Collect all lines containing the word "growth" from the data.
------------------------------------
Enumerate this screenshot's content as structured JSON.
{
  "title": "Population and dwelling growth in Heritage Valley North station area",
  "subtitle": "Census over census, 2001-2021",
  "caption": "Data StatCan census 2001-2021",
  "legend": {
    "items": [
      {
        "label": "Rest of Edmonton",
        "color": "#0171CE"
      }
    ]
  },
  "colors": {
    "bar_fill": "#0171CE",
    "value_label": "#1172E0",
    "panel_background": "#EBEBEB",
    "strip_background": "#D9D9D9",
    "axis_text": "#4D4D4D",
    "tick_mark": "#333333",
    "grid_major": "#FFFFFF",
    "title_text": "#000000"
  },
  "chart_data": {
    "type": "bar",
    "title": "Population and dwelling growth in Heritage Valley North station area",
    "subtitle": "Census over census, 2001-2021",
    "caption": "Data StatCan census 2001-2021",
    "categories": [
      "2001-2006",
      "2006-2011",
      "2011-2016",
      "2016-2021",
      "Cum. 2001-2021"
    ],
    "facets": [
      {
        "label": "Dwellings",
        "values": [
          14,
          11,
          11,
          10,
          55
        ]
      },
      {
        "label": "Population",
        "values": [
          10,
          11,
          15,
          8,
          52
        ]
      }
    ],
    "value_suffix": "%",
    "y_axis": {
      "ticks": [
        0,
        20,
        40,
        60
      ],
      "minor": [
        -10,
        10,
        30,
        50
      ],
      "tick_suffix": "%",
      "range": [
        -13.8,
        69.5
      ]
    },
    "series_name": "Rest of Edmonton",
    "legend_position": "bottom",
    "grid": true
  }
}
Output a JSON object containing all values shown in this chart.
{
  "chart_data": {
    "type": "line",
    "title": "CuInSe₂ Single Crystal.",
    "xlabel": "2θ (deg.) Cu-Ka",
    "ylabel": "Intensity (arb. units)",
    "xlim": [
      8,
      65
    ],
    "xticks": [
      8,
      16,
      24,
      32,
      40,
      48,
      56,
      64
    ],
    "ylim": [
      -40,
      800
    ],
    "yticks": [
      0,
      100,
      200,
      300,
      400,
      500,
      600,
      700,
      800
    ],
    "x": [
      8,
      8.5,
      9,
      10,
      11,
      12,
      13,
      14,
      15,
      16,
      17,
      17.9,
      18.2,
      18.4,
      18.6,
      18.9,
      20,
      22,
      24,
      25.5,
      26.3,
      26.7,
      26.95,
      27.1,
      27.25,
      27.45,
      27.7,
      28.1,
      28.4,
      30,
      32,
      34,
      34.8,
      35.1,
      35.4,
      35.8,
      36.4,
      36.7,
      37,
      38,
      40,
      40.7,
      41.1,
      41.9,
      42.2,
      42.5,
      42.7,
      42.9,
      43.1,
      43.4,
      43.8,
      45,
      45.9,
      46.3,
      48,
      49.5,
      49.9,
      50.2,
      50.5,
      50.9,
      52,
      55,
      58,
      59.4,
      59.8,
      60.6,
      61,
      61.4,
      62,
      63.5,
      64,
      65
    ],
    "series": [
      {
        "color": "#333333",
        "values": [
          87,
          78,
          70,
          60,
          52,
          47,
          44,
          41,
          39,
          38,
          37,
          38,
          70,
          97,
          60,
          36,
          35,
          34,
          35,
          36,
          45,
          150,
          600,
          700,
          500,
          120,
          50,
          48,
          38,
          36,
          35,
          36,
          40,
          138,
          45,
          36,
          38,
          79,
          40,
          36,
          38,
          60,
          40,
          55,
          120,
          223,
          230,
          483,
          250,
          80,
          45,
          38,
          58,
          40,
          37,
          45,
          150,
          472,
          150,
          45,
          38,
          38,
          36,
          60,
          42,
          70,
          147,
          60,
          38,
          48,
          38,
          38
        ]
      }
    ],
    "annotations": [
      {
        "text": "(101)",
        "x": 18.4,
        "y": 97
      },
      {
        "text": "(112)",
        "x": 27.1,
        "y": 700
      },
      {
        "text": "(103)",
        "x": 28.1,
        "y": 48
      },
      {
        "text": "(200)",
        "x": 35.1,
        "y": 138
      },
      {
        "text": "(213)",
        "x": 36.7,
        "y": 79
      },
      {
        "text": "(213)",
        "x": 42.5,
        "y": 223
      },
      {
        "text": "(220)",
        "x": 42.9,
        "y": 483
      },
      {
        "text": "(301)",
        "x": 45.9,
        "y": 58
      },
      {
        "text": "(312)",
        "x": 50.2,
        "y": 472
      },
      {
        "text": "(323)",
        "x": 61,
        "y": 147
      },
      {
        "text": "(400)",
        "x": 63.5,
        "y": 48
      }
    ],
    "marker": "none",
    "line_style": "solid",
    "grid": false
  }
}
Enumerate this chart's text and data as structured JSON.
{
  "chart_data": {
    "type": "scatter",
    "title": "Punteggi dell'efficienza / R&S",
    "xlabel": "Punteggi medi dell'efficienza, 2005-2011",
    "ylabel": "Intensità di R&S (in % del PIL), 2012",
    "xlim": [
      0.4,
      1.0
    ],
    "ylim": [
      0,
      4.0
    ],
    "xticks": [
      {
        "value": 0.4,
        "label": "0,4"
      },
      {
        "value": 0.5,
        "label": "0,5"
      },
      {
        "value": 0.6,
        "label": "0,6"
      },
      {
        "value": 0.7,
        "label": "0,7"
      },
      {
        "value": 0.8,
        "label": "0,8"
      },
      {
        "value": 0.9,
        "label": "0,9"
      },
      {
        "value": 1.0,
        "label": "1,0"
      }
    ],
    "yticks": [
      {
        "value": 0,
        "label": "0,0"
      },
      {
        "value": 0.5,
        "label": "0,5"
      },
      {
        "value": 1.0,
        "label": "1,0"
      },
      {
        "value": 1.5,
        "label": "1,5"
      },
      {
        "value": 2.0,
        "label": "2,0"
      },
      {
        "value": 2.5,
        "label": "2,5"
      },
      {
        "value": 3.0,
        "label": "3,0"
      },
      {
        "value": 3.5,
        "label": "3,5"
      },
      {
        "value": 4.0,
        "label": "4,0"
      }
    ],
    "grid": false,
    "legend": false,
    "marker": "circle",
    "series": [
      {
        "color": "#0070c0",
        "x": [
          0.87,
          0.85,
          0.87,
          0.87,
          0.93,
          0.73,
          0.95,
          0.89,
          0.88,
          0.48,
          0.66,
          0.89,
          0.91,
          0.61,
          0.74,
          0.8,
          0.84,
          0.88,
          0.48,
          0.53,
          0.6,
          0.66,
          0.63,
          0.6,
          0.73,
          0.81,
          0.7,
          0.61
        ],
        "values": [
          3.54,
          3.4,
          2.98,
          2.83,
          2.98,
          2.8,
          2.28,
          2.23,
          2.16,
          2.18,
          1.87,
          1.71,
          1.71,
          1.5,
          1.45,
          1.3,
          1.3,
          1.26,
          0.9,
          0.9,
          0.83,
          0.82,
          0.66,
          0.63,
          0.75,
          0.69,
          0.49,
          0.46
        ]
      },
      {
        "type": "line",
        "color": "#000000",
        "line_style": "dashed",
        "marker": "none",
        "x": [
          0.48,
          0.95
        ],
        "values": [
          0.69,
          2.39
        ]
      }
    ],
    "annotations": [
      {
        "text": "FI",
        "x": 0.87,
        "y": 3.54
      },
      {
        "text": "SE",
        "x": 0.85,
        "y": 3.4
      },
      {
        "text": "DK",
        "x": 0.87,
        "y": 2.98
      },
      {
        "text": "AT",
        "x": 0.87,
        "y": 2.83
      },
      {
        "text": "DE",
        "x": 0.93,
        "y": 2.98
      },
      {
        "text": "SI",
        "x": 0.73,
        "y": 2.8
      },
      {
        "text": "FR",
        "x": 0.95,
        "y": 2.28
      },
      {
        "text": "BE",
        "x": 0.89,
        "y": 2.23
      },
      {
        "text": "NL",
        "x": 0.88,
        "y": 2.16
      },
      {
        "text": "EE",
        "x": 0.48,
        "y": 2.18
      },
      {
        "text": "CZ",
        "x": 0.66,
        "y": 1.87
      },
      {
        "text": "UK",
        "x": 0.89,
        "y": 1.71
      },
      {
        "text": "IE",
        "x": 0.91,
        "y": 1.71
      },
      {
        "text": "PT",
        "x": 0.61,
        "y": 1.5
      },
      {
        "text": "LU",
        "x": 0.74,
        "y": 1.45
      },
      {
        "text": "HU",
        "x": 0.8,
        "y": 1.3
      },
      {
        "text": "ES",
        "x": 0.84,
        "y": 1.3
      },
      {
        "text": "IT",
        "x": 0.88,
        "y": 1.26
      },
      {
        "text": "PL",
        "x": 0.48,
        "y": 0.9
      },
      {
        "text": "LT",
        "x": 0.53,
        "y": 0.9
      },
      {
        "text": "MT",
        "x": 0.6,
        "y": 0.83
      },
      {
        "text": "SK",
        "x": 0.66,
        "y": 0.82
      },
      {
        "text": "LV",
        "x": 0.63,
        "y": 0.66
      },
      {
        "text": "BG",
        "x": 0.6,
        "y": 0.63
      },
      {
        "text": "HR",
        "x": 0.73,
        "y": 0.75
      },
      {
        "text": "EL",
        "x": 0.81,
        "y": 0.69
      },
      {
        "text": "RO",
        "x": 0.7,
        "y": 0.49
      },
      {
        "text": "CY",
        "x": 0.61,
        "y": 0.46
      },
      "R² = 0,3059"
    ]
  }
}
------------------------------------
§ Answer to the task:
  "title": "Population and dwelling growth in Heritage Valley North station area",
    "title": "Population and dwelling growth in Heritage Valley North station area",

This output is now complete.